_TASK DETAILS_
Provide only the number of lines in the records below that include "nombre".

Extracted data entries:
☆ ☆ ☆

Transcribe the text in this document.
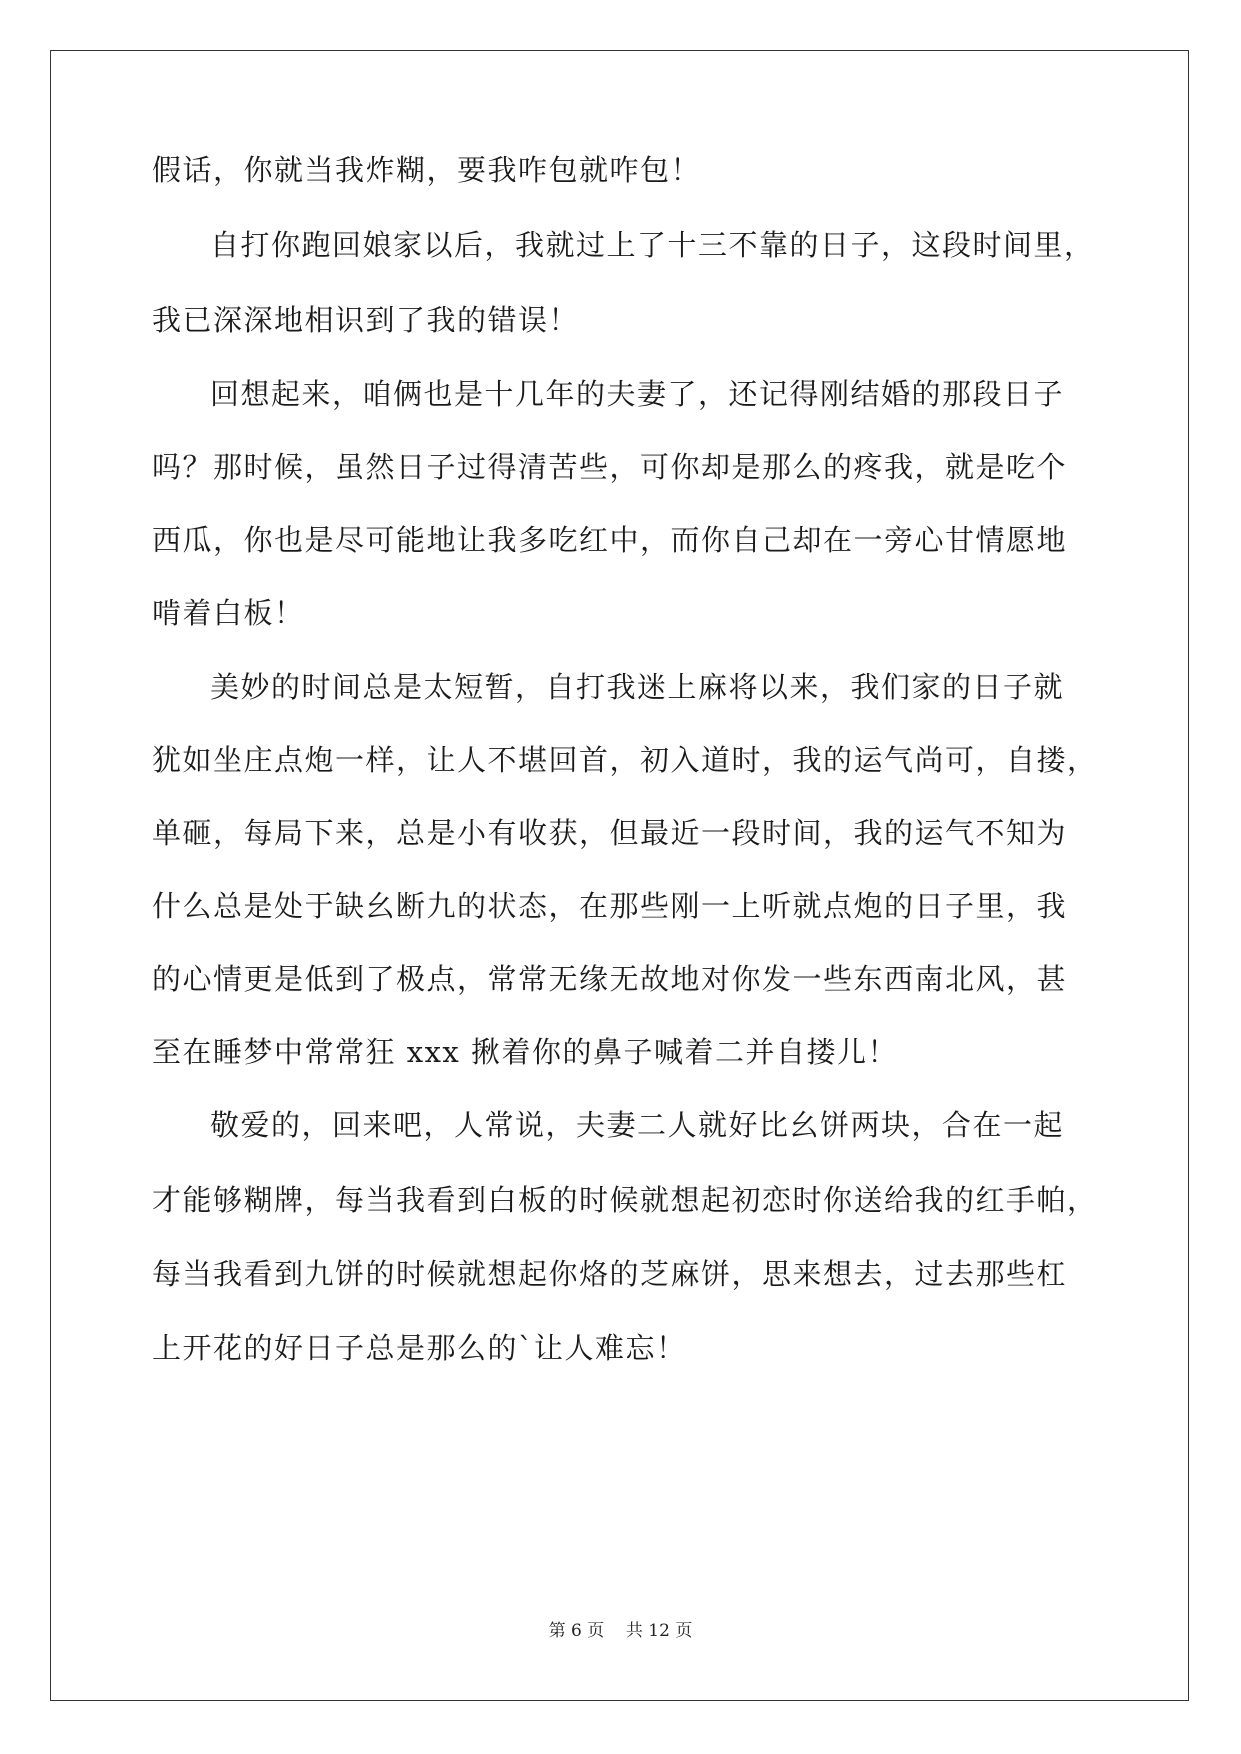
假话，你就当我炸糊，要我咋包就咋包！
自打你跑回娘家以后，我就过上了十三不靠的日子，这段时间里，
我已深深地相识到了我的错误！
回想起来，咱俩也是十几年的夫妻了，还记得刚结婚的那段日子
吗？那时候，虽然日子过得清苦些，可你却是那么的疼我，就是吃个
西瓜，你也是尽可能地让我多吃红中，而你自己却在一旁心甘情愿地
啃着白板！
美妙的时间总是太短暂，自打我迷上麻将以来，我们家的日子就
犹如坐庄点炮一样，让人不堪回首，初入道时，我的运气尚可，自搂，
单砸，每局下来，总是小有收获，但最近一段时间，我的运气不知为
什么总是处于缺幺断九的状态，在那些刚一上听就点炮的日子里，我
的心情更是低到了极点，常常无缘无故地对你发一些东西南北风，甚
至在睡梦中常常狂 xxx 揪着你的鼻子喊着二并自搂儿！
敬爱的，回来吧，人常说，夫妻二人就好比幺饼两块，合在一起
才能够糊牌，每当我看到白板的时候就想起初恋时你送给我的红手帕，
每当我看到九饼的时候就想起你烙的芝麻饼，思来想去，过去那些杠
上开花的好日子总是那么的`让人难忘！
第 6 页 共 12 页
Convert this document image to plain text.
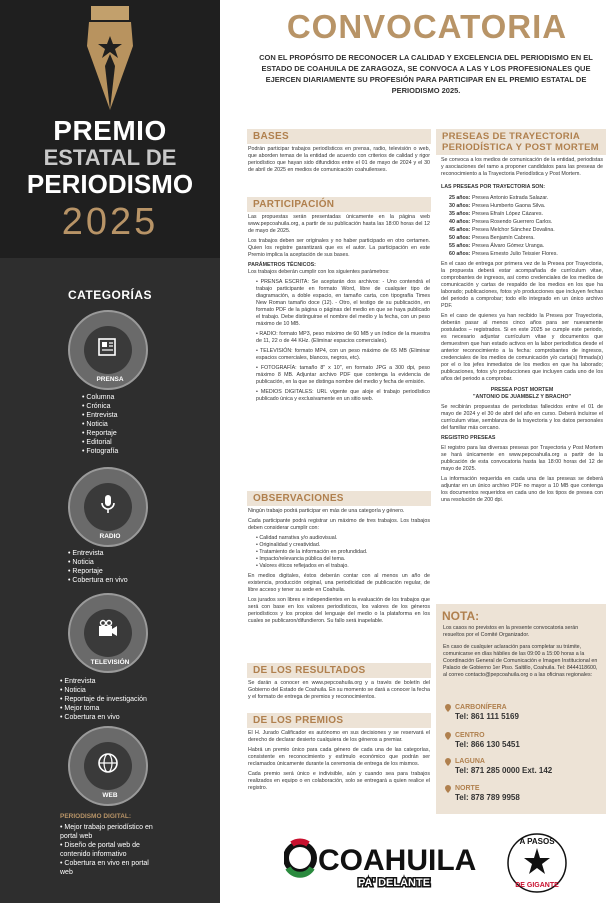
PREMIO
ESTATAL DE
PERIODISMO
2025
CATEGORÍAS
PRENSA
• Columna
• Crónica
• Entrevista
• Noticia
• Reportaje
• Editorial
• Fotografía
RADIO
• Entrevista
• Noticia
• Reportaje
• Cobertura en vivo
TELEVISIÓN
• Entrevista
• Noticia
• Reportaje de investigación
• Mejor toma
• Cobertura en vivo
WEB
PERIODISMO DIGITAL:
• Mejor trabajo periodístico en portal web
• Diseño de portal web de contenido informativo
• Cobertura en vivo en portal web
CONVOCATORIA
CON EL PROPÓSITO DE RECONOCER LA CALIDAD Y EXCELENCIA DEL PERIODISMO EN EL ESTADO DE COAHUILA DE ZARAGOZA, SE CONVOCA A LAS Y LOS PROFESIONALES QUE EJERCEN DIARIAMENTE SU PROFESIÓN PARA PARTICIPAR EN EL PREMIO ESTATAL DE PERIODISMO 2025.
BASES

Podrán participar trabajos periodísticos en prensa, radio, televisión o web, que aborden temas de la entidad de acuerdo con criterios de calidad y rigor periodístico que hayan sido difundidos entre el 01 de mayo de 2024 y el 30 de abril de 2025 en medios de comunicación coahuilenses.

PARTICIPACIÓN

Las propuestas serán presentadas únicamente en la página web www.pepcoahuila.org, a partir de su publicación hasta las 18:00 horas del 12 de mayo de 2025.

Los trabajos deben ser originales y no haber participado en otro certamen. Quien los registre garantizará que es el autor. La participación en este Premio implica la aceptación de sus bases.

PARÁMETROS TÉCNICOS:
Los trabajos deberán cumplir con los siguientes parámetros:

• PRENSA ESCRITA: Se aceptarán dos archivos: - Uno contendrá el trabajo participante en formato Word, libre de cualquier tipo de diagramación, a doble espacio, en tamaño carta, con tipografía Times New Roman tamaño doce (12). - Otro, el testigo de su publicación, en formato PDF de la página o páginas del medio en que se haya publicado el trabajo. Debe distinguirse el nombre del medio y la fecha, con un peso máximo de 10 MB.

• RADIO: formato MP3, peso máximo de 60 MB y un índice de la muestra de 11, 22 o de 44 KHz. (Eliminar espacios comerciales).

• TELEVISIÓN: formato MP4, con un peso máximo de 65 MB (Eliminar espacios comerciales, blancos, negros, etc).

• FOTOGRAFÍA: tamaño 8" x 10", en formato JPG a 300 dpi, peso máximo 8 MB. Adjuntar archivo PDF que contenga la evidencia de publicación, en la que se distinga nombre del medio y fecha de emisión.

• MEDIOS DIGITALES: URL vigente que aloje el trabajo periodístico publicado única y exclusivamente en un sitio web.

OBSERVACIONES

Ningún trabajo podrá participar en más de una categoría y género.

Cada participante podrá registrar un máximo de tres trabajos. Los trabajos deben considerar cumplir con:

• Calidad narrativa y/o audiovisual.
• Originalidad y creatividad.
• Tratamiento de la información en profundidad.
• Impacto/relevancia pública del tema.
• Valores éticos reflejados en el trabajo.

En medios digitales, éstos deberán contar con al menos un año de existencia, producción original, una periodicidad de publicación regular, de libre acceso y tener su sede en Coahuila.

Los jurados son libres e independientes en la evaluación de los trabajos que será con base en los valores periodísticos, los valores de los géneros periodísticos y los propios del lenguaje del medio o la plataforma en los cuales se publicaron/difundieron. Su fallo será inapelable.

DE LOS RESULTADOS

Se darán a conocer en www.pepcoahuila.org y a través de boletín del Gobierno del Estado de Coahuila. En su momento se dará a conocer la fecha y el formato de entrega de premios y reconocimientos.

DE LOS PREMIOS

El H. Jurado Calificador es autónomo en sus decisiones y se reservará el derecho de declarar desierto cualquiera de los géneros a premiar.

Habrá un premio único para cada género de cada una de las categorías, consistente en reconocimiento y estímulo económico que podrán ser reclamados únicamente durante la ceremonia de entrega de los mismos.

Cada premio será único e indivisible, aún y cuando sea para trabajos realizados en equipo o en colaboración, solo se entregará a quien realice el registro.

PRESEAS DE TRAYECTORIA
PERIODÍSTICA Y POST MORTEM

Se convoca a los medios de comunicación de la entidad, periodistas y asociaciones del ramo a proponer candidatos para las preseas de reconocimiento a la Trayectoria Periodística y Post Mortem.

LAS PRESEAS POR TRAYECTORIA SON:

25 años: Presea Antonio Estrada Salazar.
30 años: Presea Humberto Gaona Silva.
35 años: Presea Efraín López Cázares.
40 años: Presea Rosendo Guerrero Carlos.
45 años: Presea Melchor Sánchez Dovalina.
50 años: Presea Benjamín Cabrera.
55 años: Presea Álvaro Gómez Uranga.
60 años: Presea Ernesto Julio Teissier Flores.

En el caso de entrega por primera vez de la Presea por Trayectoria, la propuesta deberá estar acompañada de currículum vitae, comprobantes de ingresos, así como credenciales de los medios de comunicación y cartas de respaldo de los medios en los que ha laborado; publicaciones, fotos y/o producciones que incluyen fechas del periodo a comprobar; todo ello integrado en un único archivo PDF.

En el caso de quienes ya han recibido la Presea por Trayectoria, deberán pasar al menos cinco años para ser nuevamente postulados – registrados. Si en este 2025 se cumple este periodo, es necesario adjuntar currículum vitae y documentos que demuestren que han estado activos en la labor periodística desde el anterior reconocimiento a la fecha: comprobantes de ingresos, credenciales de los medios de comunicación y/o carta(s) firmada(s) por el o los jefes inmediatos de los medios en que ha laborado; publicaciones, fotos y/o producciones que incluyen cada uno de los años del periodo a comprobar.

PRESEA POST MORTEM
"ANTONIO DE JUAMBELZ Y BRACHO"

Se recibirán propuestas de periodistas fallecidos entre el 01 de mayo de 2024 y el 30 de abril del año en curso. Deberá incluirse el currículum vitae, semblanza de la trayectoria y los datos personales del familiar más cercano.

REGISTRO PRESEAS

El registro para las diversas preseas por Trayectoria y Post Mortem se hará únicamente en www.pepcoahuila.org a partir de la publicación de esta convocatoria hasta las 18:00 horas del 12 de mayo de 2025.

La información requerida en cada una de las preseas se deberá adjuntar en un único archivo PDF no mayor a 10 MB que contenga los documentos requeridos en cada uno de los tipos de presea con una resolución de 200 dpi.

NOTA:

Los casos no previstos en la presente convocatoria serán resueltos por el Comité Organizador.

En caso de cualquier aclaración para completar su trámite, comunicarse en días hábiles de las 09:00 a 15:00 horas a la Coordinación General de Comunicación e Imagen Institucional en Palacio de Gobierno 1er Piso. Saltillo, Coahuila. Tel: 8444118600, al correo contacto@pepcoahuila.org o a las oficinas regionales:

CARBONÍFERA
Tel: 861 111 5169
CENTRO
Tel: 866 130 5451
LAGUNA
Tel: 871 285 0000 Ext. 142
NORTE
Tel: 878 789 9958
COAHUILA
PA' DELANTE
A PASOS
DE GIGANTE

☆ ☆ ☆

_ANSWER FOR THE TASK_
2